→ **Written problem**
Transcribe all of the material exactly, except for its pictures.

→ **Lines of data**
★ ★ ★
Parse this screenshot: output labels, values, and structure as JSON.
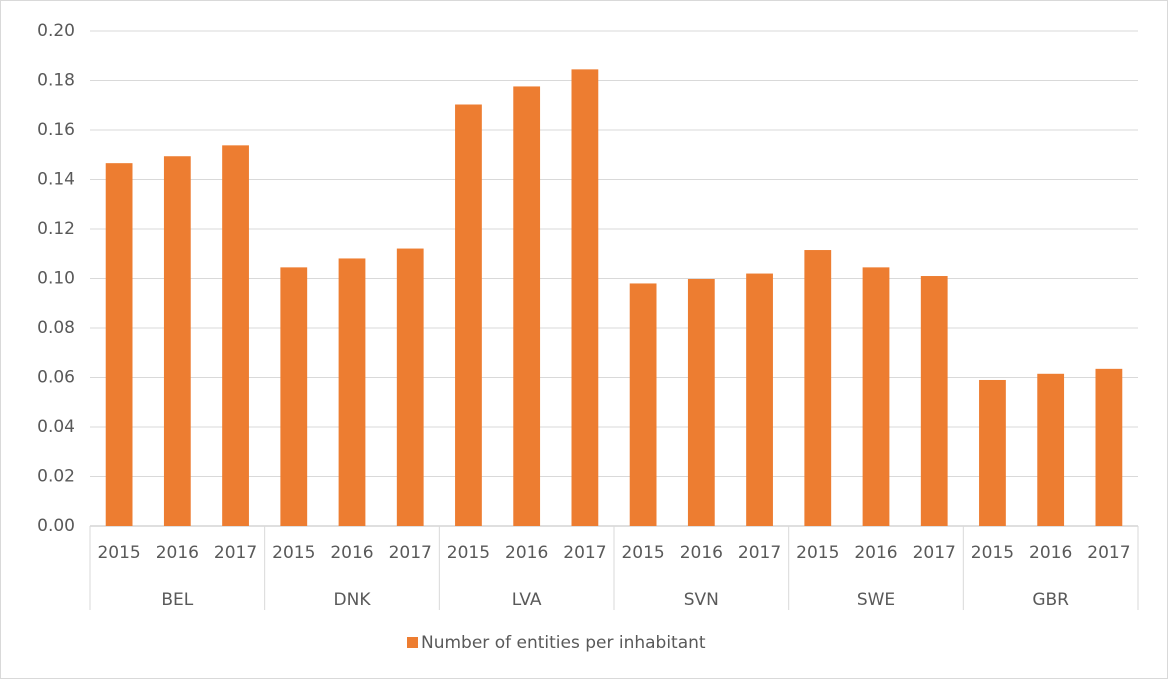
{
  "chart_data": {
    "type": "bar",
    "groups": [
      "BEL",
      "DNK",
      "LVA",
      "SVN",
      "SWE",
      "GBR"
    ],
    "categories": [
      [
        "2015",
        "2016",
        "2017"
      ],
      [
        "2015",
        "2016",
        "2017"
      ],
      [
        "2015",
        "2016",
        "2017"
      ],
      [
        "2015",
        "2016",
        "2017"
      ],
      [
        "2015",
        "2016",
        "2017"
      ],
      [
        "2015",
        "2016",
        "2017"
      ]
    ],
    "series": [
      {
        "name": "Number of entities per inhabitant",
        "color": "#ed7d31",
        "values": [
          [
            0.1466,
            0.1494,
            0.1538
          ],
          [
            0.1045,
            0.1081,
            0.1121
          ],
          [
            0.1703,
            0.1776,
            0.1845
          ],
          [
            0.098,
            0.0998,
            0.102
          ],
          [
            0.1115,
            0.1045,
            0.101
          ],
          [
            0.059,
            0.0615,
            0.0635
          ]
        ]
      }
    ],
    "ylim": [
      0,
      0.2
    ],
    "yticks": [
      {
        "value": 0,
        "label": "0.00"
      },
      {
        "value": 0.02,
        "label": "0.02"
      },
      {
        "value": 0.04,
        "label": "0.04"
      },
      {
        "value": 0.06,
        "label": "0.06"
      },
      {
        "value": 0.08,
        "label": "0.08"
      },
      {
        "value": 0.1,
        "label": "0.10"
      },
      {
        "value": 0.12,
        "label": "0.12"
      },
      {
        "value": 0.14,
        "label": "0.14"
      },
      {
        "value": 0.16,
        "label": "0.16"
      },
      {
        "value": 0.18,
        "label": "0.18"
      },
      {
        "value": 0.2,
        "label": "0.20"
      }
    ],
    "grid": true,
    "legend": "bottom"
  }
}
★ ★ ★
→ **Result of this exercise**
Parse this screenshot: output labels, values, and structure as JSON.
{
  "chart_data": {
    "type": "bar",
    "groups": [
      "BEL",
      "DNK",
      "LVA",
      "SVN",
      "SWE",
      "GBR"
    ],
    "categories": [
      [
        "2015",
        "2016",
        "2017"
      ],
      [
        "2015",
        "2016",
        "2017"
      ],
      [
        "2015",
        "2016",
        "2017"
      ],
      [
        "2015",
        "2016",
        "2017"
      ],
      [
        "2015",
        "2016",
        "2017"
      ],
      [
        "2015",
        "2016",
        "2017"
      ]
    ],
    "series": [
      {
        "name": "Number of entities per inhabitant",
        "color": "#ed7d31",
        "values": [
          [
            0.1466,
            0.1494,
            0.1538
          ],
          [
            0.1045,
            0.1081,
            0.1121
          ],
          [
            0.1703,
            0.1776,
            0.1845
          ],
          [
            0.098,
            0.0998,
            0.102
          ],
          [
            0.1115,
            0.1045,
            0.101
          ],
          [
            0.059,
            0.0615,
            0.0635
          ]
        ]
      }
    ],
    "ylim": [
      0,
      0.2
    ],
    "yticks": [
      {
        "value": 0,
        "label": "0.00"
      },
      {
        "value": 0.02,
        "label": "0.02"
      },
      {
        "value": 0.04,
        "label": "0.04"
      },
      {
        "value": 0.06,
        "label": "0.06"
      },
      {
        "value": 0.08,
        "label": "0.08"
      },
      {
        "value": 0.1,
        "label": "0.10"
      },
      {
        "value": 0.12,
        "label": "0.12"
      },
      {
        "value": 0.14,
        "label": "0.14"
      },
      {
        "value": 0.16,
        "label": "0.16"
      },
      {
        "value": 0.18,
        "label": "0.18"
      },
      {
        "value": 0.2,
        "label": "0.20"
      }
    ],
    "grid": true,
    "legend": "bottom"
  }
}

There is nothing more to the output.